Exercise aim: Would you please set down the data again exactly as given, excluding the pictures?

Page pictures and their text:
↓
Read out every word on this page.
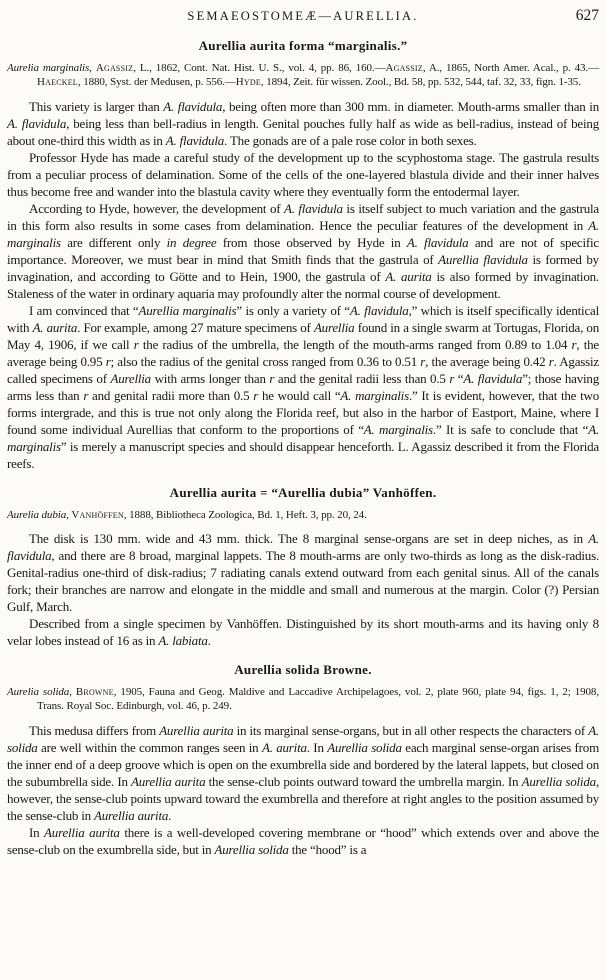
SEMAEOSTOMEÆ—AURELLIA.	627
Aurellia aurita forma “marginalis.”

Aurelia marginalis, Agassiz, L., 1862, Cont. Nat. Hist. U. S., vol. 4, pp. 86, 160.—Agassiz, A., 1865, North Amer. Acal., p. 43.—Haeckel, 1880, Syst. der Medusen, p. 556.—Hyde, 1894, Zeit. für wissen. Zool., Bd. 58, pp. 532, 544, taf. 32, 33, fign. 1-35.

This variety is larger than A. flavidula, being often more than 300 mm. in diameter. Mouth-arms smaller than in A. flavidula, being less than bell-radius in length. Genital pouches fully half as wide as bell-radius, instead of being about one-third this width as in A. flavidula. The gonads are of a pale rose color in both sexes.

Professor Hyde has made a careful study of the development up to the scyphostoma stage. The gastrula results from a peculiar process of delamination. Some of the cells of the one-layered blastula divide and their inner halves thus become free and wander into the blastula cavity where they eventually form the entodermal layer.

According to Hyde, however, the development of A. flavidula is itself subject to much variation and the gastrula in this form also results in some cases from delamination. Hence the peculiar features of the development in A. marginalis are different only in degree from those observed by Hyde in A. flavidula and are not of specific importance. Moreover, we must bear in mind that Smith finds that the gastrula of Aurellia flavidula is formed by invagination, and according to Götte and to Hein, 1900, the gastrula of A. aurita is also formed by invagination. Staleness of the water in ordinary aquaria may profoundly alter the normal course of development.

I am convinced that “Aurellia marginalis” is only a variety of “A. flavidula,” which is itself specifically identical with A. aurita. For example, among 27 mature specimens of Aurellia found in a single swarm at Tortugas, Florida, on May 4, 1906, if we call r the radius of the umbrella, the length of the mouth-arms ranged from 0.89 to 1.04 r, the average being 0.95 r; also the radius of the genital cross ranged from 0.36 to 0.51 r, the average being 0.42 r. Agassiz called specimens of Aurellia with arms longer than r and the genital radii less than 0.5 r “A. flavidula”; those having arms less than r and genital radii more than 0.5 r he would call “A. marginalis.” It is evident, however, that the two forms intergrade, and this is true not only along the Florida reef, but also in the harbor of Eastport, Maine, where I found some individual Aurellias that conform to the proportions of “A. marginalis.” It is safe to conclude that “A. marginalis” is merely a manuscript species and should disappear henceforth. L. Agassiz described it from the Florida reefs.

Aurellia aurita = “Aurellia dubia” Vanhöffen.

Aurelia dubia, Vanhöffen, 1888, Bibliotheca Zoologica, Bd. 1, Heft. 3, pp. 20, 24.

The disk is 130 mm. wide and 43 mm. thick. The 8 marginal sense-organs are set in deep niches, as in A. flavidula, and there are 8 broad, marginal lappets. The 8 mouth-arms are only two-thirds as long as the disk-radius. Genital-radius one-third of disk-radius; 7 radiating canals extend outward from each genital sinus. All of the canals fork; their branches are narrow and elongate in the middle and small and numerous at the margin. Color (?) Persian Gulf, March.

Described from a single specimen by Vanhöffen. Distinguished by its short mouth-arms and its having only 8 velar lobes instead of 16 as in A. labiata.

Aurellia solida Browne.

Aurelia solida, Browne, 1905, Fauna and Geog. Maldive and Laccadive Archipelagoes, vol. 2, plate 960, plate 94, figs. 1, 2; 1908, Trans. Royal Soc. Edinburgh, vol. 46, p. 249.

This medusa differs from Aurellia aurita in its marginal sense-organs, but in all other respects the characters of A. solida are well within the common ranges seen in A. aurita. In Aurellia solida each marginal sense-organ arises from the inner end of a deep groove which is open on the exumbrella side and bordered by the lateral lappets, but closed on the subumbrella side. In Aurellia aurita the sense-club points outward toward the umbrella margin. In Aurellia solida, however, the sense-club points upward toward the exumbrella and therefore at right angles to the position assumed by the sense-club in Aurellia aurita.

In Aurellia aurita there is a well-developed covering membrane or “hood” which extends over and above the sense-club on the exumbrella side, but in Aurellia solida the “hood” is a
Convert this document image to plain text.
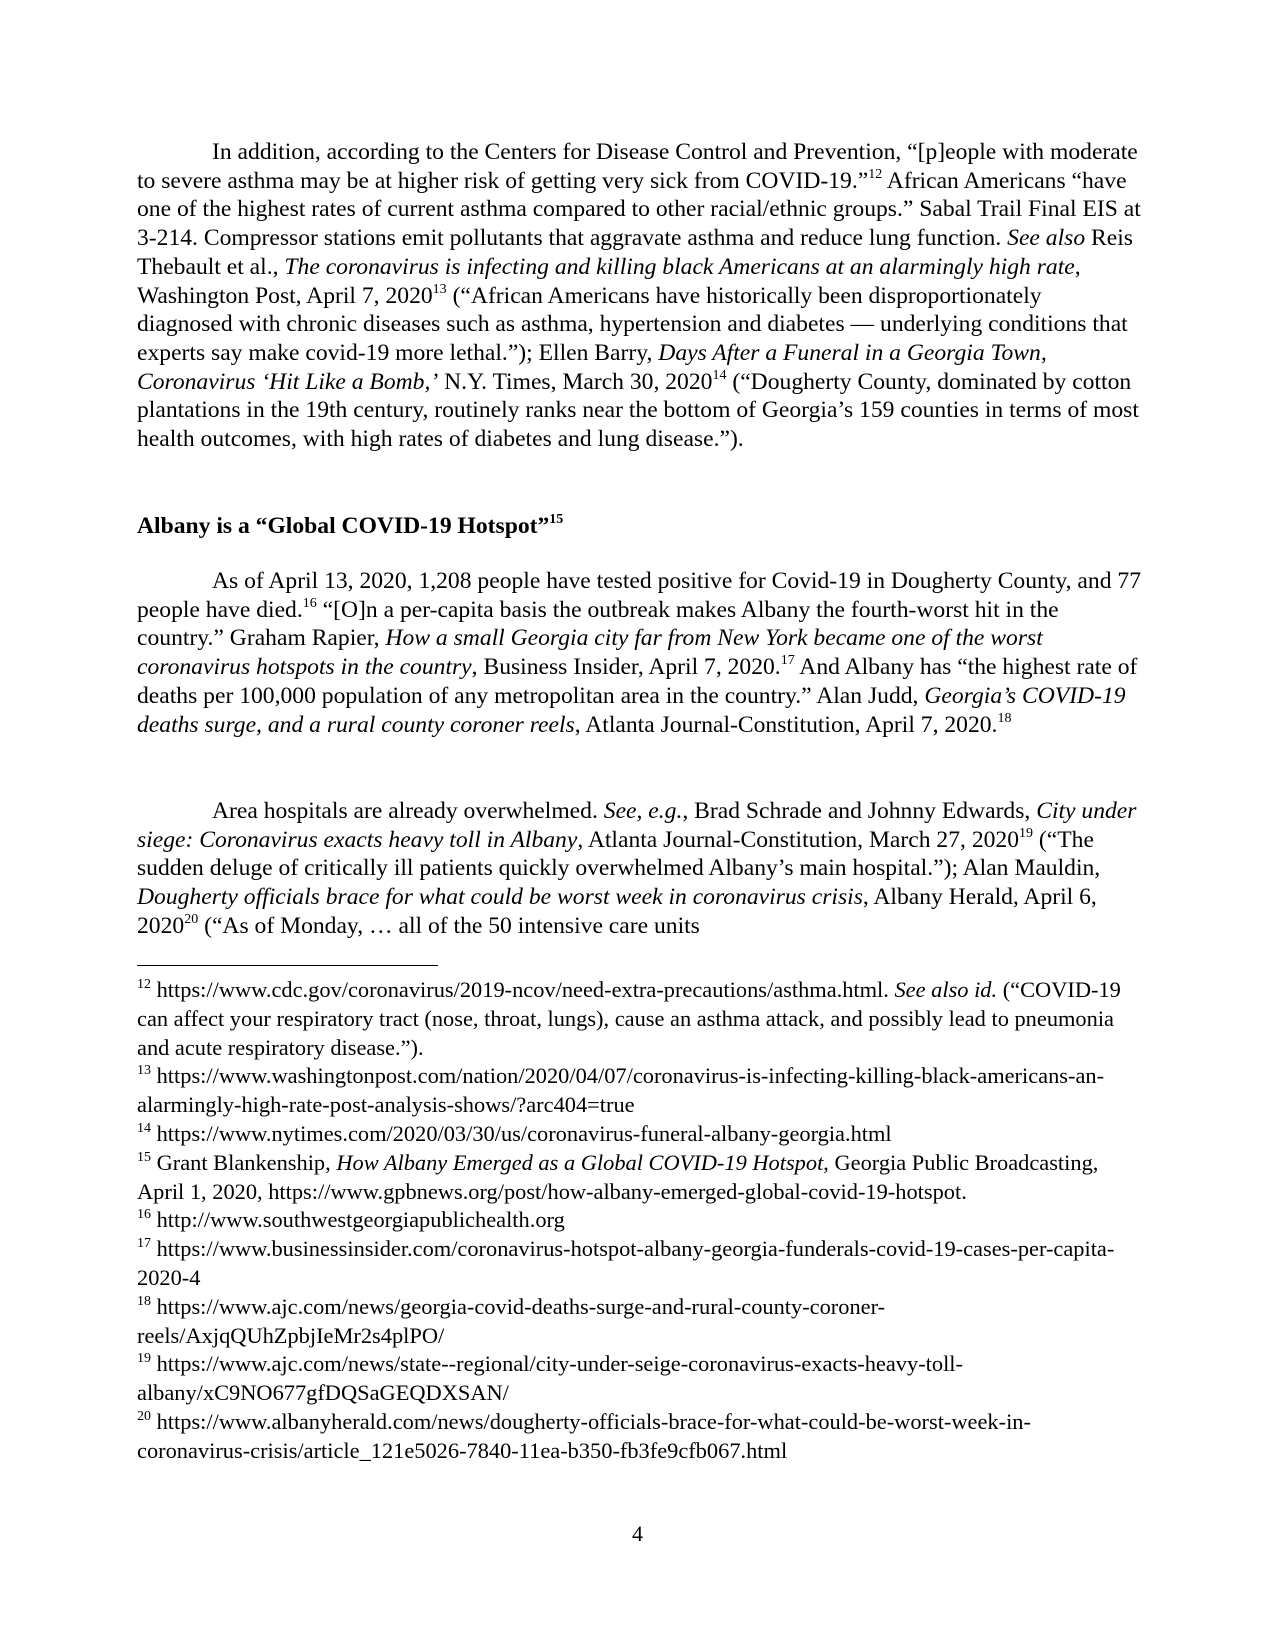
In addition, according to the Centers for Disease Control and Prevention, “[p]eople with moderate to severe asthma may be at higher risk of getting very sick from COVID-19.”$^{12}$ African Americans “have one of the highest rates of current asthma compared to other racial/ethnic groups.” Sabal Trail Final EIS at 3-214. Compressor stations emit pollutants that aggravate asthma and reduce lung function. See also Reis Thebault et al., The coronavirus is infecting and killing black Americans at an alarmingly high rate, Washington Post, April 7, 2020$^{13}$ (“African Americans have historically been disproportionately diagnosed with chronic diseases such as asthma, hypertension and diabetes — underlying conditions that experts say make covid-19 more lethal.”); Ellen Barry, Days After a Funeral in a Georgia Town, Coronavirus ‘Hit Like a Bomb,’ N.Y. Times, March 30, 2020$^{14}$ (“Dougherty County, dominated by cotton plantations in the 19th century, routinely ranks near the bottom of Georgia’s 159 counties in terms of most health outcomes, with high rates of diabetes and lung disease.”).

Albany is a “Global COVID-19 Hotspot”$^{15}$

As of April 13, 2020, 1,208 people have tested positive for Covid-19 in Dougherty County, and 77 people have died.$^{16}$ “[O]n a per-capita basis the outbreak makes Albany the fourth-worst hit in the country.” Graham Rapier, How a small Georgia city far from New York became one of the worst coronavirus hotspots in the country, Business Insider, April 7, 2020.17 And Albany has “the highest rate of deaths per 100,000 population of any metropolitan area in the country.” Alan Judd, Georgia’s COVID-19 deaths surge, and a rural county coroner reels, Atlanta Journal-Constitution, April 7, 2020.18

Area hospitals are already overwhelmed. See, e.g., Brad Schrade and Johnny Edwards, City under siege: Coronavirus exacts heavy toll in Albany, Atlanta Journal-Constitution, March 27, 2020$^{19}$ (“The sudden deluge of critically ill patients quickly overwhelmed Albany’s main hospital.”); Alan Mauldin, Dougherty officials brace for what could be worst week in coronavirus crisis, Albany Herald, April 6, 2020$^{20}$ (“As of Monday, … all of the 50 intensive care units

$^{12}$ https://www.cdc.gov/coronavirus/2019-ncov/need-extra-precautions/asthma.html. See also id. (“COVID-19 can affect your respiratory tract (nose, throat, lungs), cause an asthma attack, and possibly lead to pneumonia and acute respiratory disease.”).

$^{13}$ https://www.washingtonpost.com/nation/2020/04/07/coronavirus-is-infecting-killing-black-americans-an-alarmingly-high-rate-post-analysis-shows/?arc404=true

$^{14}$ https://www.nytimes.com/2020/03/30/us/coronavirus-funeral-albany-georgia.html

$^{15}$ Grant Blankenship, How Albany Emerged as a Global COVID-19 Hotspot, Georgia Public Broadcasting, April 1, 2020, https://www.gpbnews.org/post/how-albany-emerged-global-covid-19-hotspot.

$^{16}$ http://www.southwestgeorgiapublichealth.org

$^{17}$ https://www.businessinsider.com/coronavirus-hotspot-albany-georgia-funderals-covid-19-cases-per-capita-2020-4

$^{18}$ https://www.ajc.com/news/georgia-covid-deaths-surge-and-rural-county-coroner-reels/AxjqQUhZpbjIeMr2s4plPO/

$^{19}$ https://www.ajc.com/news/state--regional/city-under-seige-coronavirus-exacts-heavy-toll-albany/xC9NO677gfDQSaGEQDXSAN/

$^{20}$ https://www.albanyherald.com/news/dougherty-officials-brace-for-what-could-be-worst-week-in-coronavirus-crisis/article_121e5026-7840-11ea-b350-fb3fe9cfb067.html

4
↑
Solution for this problem:
Read out every word on this page.
SEMAEOSTOMEÆ—AURELLIA.	627
Aurellia aurita forma “marginalis.”

Aurelia marginalis, Agassiz, L., 1862, Cont. Nat. Hist. U. S., vol. 4, pp. 86, 160.—Agassiz, A., 1865, North Amer. Acal., p. 43.—Haeckel, 1880, Syst. der Medusen, p. 556.—Hyde, 1894, Zeit. für wissen. Zool., Bd. 58, pp. 532, 544, taf. 32, 33, fign. 1-35.

This variety is larger than A. flavidula, being often more than 300 mm. in diameter. Mouth-arms smaller than in A. flavidula, being less than bell-radius in length. Genital pouches fully half as wide as bell-radius, instead of being about one-third this width as in A. flavidula. The gonads are of a pale rose color in both sexes.

Professor Hyde has made a careful study of the development up to the scyphostoma stage. The gastrula results from a peculiar process of delamination. Some of the cells of the one-layered blastula divide and their inner halves thus become free and wander into the blastula cavity where they eventually form the entodermal layer.

According to Hyde, however, the development of A. flavidula is itself subject to much variation and the gastrula in this form also results in some cases from delamination. Hence the peculiar features of the development in A. marginalis are different only in degree from those observed by Hyde in A. flavidula and are not of specific importance. Moreover, we must bear in mind that Smith finds that the gastrula of Aurellia flavidula is formed by invagination, and according to Götte and to Hein, 1900, the gastrula of A. aurita is also formed by invagination. Staleness of the water in ordinary aquaria may profoundly alter the normal course of development.

I am convinced that “Aurellia marginalis” is only a variety of “A. flavidula,” which is itself specifically identical with A. aurita. For example, among 27 mature specimens of Aurellia found in a single swarm at Tortugas, Florida, on May 4, 1906, if we call r the radius of the umbrella, the length of the mouth-arms ranged from 0.89 to 1.04 r, the average being 0.95 r; also the radius of the genital cross ranged from 0.36 to 0.51 r, the average being 0.42 r. Agassiz called specimens of Aurellia with arms longer than r and the genital radii less than 0.5 r “A. flavidula”; those having arms less than r and genital radii more than 0.5 r he would call “A. marginalis.” It is evident, however, that the two forms intergrade, and this is true not only along the Florida reef, but also in the harbor of Eastport, Maine, where I found some individual Aurellias that conform to the proportions of “A. marginalis.” It is safe to conclude that “A. marginalis” is merely a manuscript species and should disappear henceforth. L. Agassiz described it from the Florida reefs.

Aurellia aurita = “Aurellia dubia” Vanhöffen.

Aurelia dubia, Vanhöffen, 1888, Bibliotheca Zoologica, Bd. 1, Heft. 3, pp. 20, 24.

The disk is 130 mm. wide and 43 mm. thick. The 8 marginal sense-organs are set in deep niches, as in A. flavidula, and there are 8 broad, marginal lappets. The 8 mouth-arms are only two-thirds as long as the disk-radius. Genital-radius one-third of disk-radius; 7 radiating canals extend outward from each genital sinus. All of the canals fork; their branches are narrow and elongate in the middle and small and numerous at the margin. Color (?) Persian Gulf, March.

Described from a single specimen by Vanhöffen. Distinguished by its short mouth-arms and its having only 8 velar lobes instead of 16 as in A. labiata.

Aurellia solida Browne.

Aurelia solida, Browne, 1905, Fauna and Geog. Maldive and Laccadive Archipelagoes, vol. 2, plate 960, plate 94, figs. 1, 2; 1908, Trans. Royal Soc. Edinburgh, vol. 46, p. 249.

This medusa differs from Aurellia aurita in its marginal sense-organs, but in all other respects the characters of A. solida are well within the common ranges seen in A. aurita. In Aurellia solida each marginal sense-organ arises from the inner end of a deep groove which is open on the exumbrella side and bordered by the lateral lappets, but closed on the subumbrella side. In Aurellia aurita the sense-club points outward toward the umbrella margin. In Aurellia solida, however, the sense-club points upward toward the exumbrella and therefore at right angles to the position assumed by the sense-club in Aurellia aurita.

In Aurellia aurita there is a well-developed covering membrane or “hood” which extends over and above the sense-club on the exumbrella side, but in Aurellia solida the “hood” is a
Convert this document image to plain text.
In addition, according to the Centers for Disease Control and Prevention, “[p]eople with moderate to severe asthma may be at higher risk of getting very sick from COVID-19.”$^{12}$ African Americans “have one of the highest rates of current asthma compared to other racial/ethnic groups.” Sabal Trail Final EIS at 3-214. Compressor stations emit pollutants that aggravate asthma and reduce lung function. See also Reis Thebault et al., The coronavirus is infecting and killing black Americans at an alarmingly high rate, Washington Post, April 7, 2020$^{13}$ (“African Americans have historically been disproportionately diagnosed with chronic diseases such as asthma, hypertension and diabetes — underlying conditions that experts say make covid-19 more lethal.”); Ellen Barry, Days After a Funeral in a Georgia Town, Coronavirus ‘Hit Like a Bomb,’ N.Y. Times, March 30, 2020$^{14}$ (“Dougherty County, dominated by cotton plantations in the 19th century, routinely ranks near the bottom of Georgia’s 159 counties in terms of most health outcomes, with high rates of diabetes and lung disease.”).

Albany is a “Global COVID-19 Hotspot”$^{15}$

As of April 13, 2020, 1,208 people have tested positive for Covid-19 in Dougherty County, and 77 people have died.$^{16}$ “[O]n a per-capita basis the outbreak makes Albany the fourth-worst hit in the country.” Graham Rapier, How a small Georgia city far from New York became one of the worst coronavirus hotspots in the country, Business Insider, April 7, 2020.17 And Albany has “the highest rate of deaths per 100,000 population of any metropolitan area in the country.” Alan Judd, Georgia’s COVID-19 deaths surge, and a rural county coroner reels, Atlanta Journal-Constitution, April 7, 2020.18

Area hospitals are already overwhelmed. See, e.g., Brad Schrade and Johnny Edwards, City under siege: Coronavirus exacts heavy toll in Albany, Atlanta Journal-Constitution, March 27, 2020$^{19}$ (“The sudden deluge of critically ill patients quickly overwhelmed Albany’s main hospital.”); Alan Mauldin, Dougherty officials brace for what could be worst week in coronavirus crisis, Albany Herald, April 6, 2020$^{20}$ (“As of Monday, … all of the 50 intensive care units

$^{12}$ https://www.cdc.gov/coronavirus/2019-ncov/need-extra-precautions/asthma.html. See also id. (“COVID-19 can affect your respiratory tract (nose, throat, lungs), cause an asthma attack, and possibly lead to pneumonia and acute respiratory disease.”).

$^{13}$ https://www.washingtonpost.com/nation/2020/04/07/coronavirus-is-infecting-killing-black-americans-an-alarmingly-high-rate-post-analysis-shows/?arc404=true

$^{14}$ https://www.nytimes.com/2020/03/30/us/coronavirus-funeral-albany-georgia.html

$^{15}$ Grant Blankenship, How Albany Emerged as a Global COVID-19 Hotspot, Georgia Public Broadcasting, April 1, 2020, https://www.gpbnews.org/post/how-albany-emerged-global-covid-19-hotspot.

$^{16}$ http://www.southwestgeorgiapublichealth.org

$^{17}$ https://www.businessinsider.com/coronavirus-hotspot-albany-georgia-funderals-covid-19-cases-per-capita-2020-4

$^{18}$ https://www.ajc.com/news/georgia-covid-deaths-surge-and-rural-county-coroner-reels/AxjqQUhZpbjIeMr2s4plPO/

$^{19}$ https://www.ajc.com/news/state--regional/city-under-seige-coronavirus-exacts-heavy-toll-albany/xC9NO677gfDQSaGEQDXSAN/

$^{20}$ https://www.albanyherald.com/news/dougherty-officials-brace-for-what-could-be-worst-week-in-coronavirus-crisis/article_121e5026-7840-11ea-b350-fb3fe9cfb067.html

4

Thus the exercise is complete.